**Problem to solve:** Please output, without any changes, the part of the material that opens with the line containing "317, 660, 341]" and closes with the line containing "128, 875, 1054]", including both of those lines.
----- Provided entries -----
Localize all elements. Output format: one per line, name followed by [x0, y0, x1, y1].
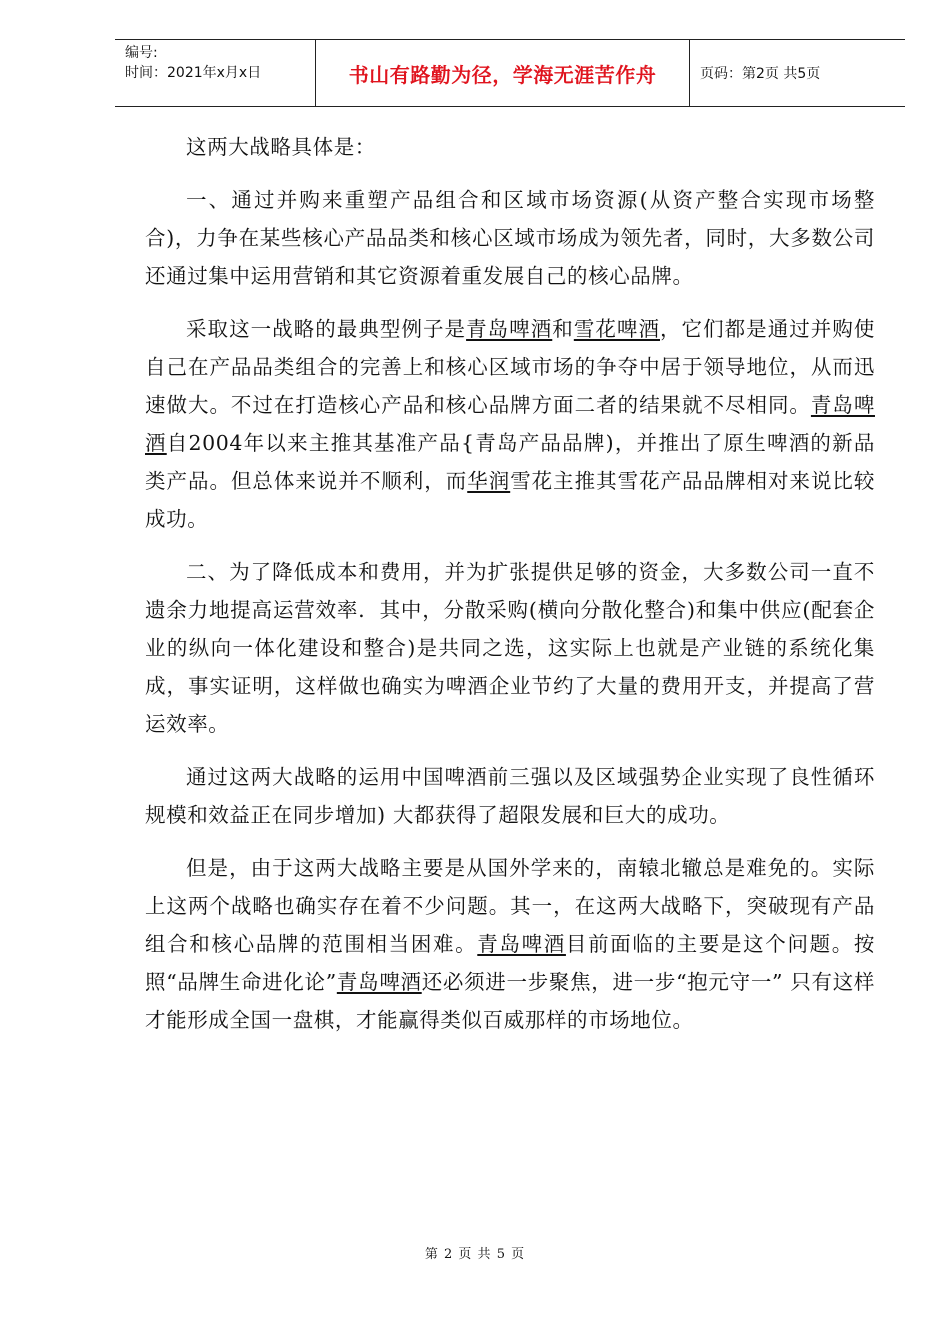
link-snow-beer[interactable]: 雪花啤酒	[573, 317, 660, 341]
page-footer: 第 2 页 共 5 页	[424, 1247, 526, 1262]
text-span: 雪花主推其雪花产品品牌相对来说比较成功。	[145, 469, 876, 531]
paragraph-strategy-one: 一、通过并购来重塑产品组合和区域市场资源(从资产整合实现市场整合)，力争在某些核心产品品类和核心区域市场成为领先者，同时，大多数公司还通过集中运用营销和其它资源着重发展自己的核心品牌。	[145, 188, 875, 288]
text-span: 目前面临的主要是这个问题。按照“品牌生命进化论”	[145, 932, 876, 994]
paragraph-examples	[145, 310, 875, 538]
text-span: 还必须进一步聚焦，进一步“抱元守一” 只有这样才能形成全国一盘棋，才能赢得类似百威那样的市场地位。	[145, 970, 876, 1032]
serial-label: 编号:	[125, 45, 158, 61]
header-page-info: 页码：第2页 共5页	[700, 66, 821, 82]
time-label: 时间：2021年x月x日	[125, 65, 262, 81]
page-header	[115, 39, 905, 107]
header-motto: 书山有路勤为径，学海无涯苦作舟	[316, 40, 690, 106]
paragraph-problems	[145, 849, 875, 1039]
document-body	[145, 128, 875, 1054]
link-tsingtao-beer[interactable]: 青岛啤酒	[145, 393, 875, 455]
header-meta	[115, 40, 316, 106]
link-tsingtao-beer[interactable]: 青岛啤酒	[477, 932, 566, 956]
text-span: 和	[552, 317, 574, 341]
link-tsingtao-beer[interactable]: 青岛啤酒	[336, 970, 422, 994]
text-span: 自2004年以来主推其基准产品{青岛产品品牌)，并推出了原生啤酒的新品类产品。但总体来说并不顺利，而	[145, 431, 875, 493]
link-china-resources[interactable]: 华润	[467, 469, 511, 493]
text-span: 采取这一战略的最典型例子是	[186, 317, 467, 341]
paragraph-results: 通过这两大战略的运用中国啤酒前三强以及区域强势企业实现了良性循环规模和效益正在同步增加) 大都获得了超限发展和巨大的成功。	[145, 765, 875, 827]
text-span: 但是，由于这两大战略主要是从国外学来的，南辕北辙总是难免的。实际上这两个战略也确实存在着不少问题。其一，在这两大战略下，突破现有产品组合和核心品牌的范围相当困难。	[145, 856, 875, 956]
text-span: ，它们都是通过并购使自己在产品品类组合的完善上和核心区域市场的争夺中居于领导地位，从而迅速做大。不过在打造核心产品和核心品牌方面二者的结果就不尽相同。	[145, 317, 875, 417]
paragraph-strategy-two: 二、为了降低成本和费用，并为扩张提供足够的资金，大多数公司一直不遗余力地提高运营效率．其中，分散采购(横向分散化整合)和集中供应(配套企业的纵向一体化建设和整合)是共同之选，这实际上也就是产业链的系统化集成，事实证明，这样做也确实为啤酒企业节约了大量的费用开支，并提高了营运效率。	[145, 560, 875, 736]
paragraph-intro: 这两大战略具体是：	[186, 135, 376, 159]
link-tsingtao-beer[interactable]: 青岛啤酒	[466, 317, 553, 341]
-----
**Response:**
link-snow-beer[interactable]: 雪花啤酒	[573, 317, 660, 341]
page-footer: 第 2 页 共 5 页	[424, 1247, 526, 1262]
text-span: 雪花主推其雪花产品品牌相对来说比较成功。	[145, 469, 876, 531]
paragraph-strategy-one: 一、通过并购来重塑产品组合和区域市场资源(从资产整合实现市场整合)，力争在某些核心产品品类和核心区域市场成为领先者，同时，大多数公司还通过集中运用营销和其它资源着重发展自己的核心品牌。	[145, 188, 875, 288]
text-span: 目前面临的主要是这个问题。按照“品牌生命进化论”	[145, 932, 876, 994]
paragraph-examples	[145, 310, 875, 538]
text-span: 还必须进一步聚焦，进一步“抱元守一” 只有这样才能形成全国一盘棋，才能赢得类似百威那样的市场地位。	[145, 970, 876, 1032]
serial-label: 编号:	[125, 45, 158, 61]
header-page-info: 页码：第2页 共5页	[700, 66, 821, 82]
time-label: 时间：2021年x月x日	[125, 65, 262, 81]
page-header	[115, 39, 905, 107]
header-motto: 书山有路勤为径，学海无涯苦作舟	[316, 40, 690, 106]
paragraph-problems	[145, 849, 875, 1039]
document-body	[145, 128, 875, 1054]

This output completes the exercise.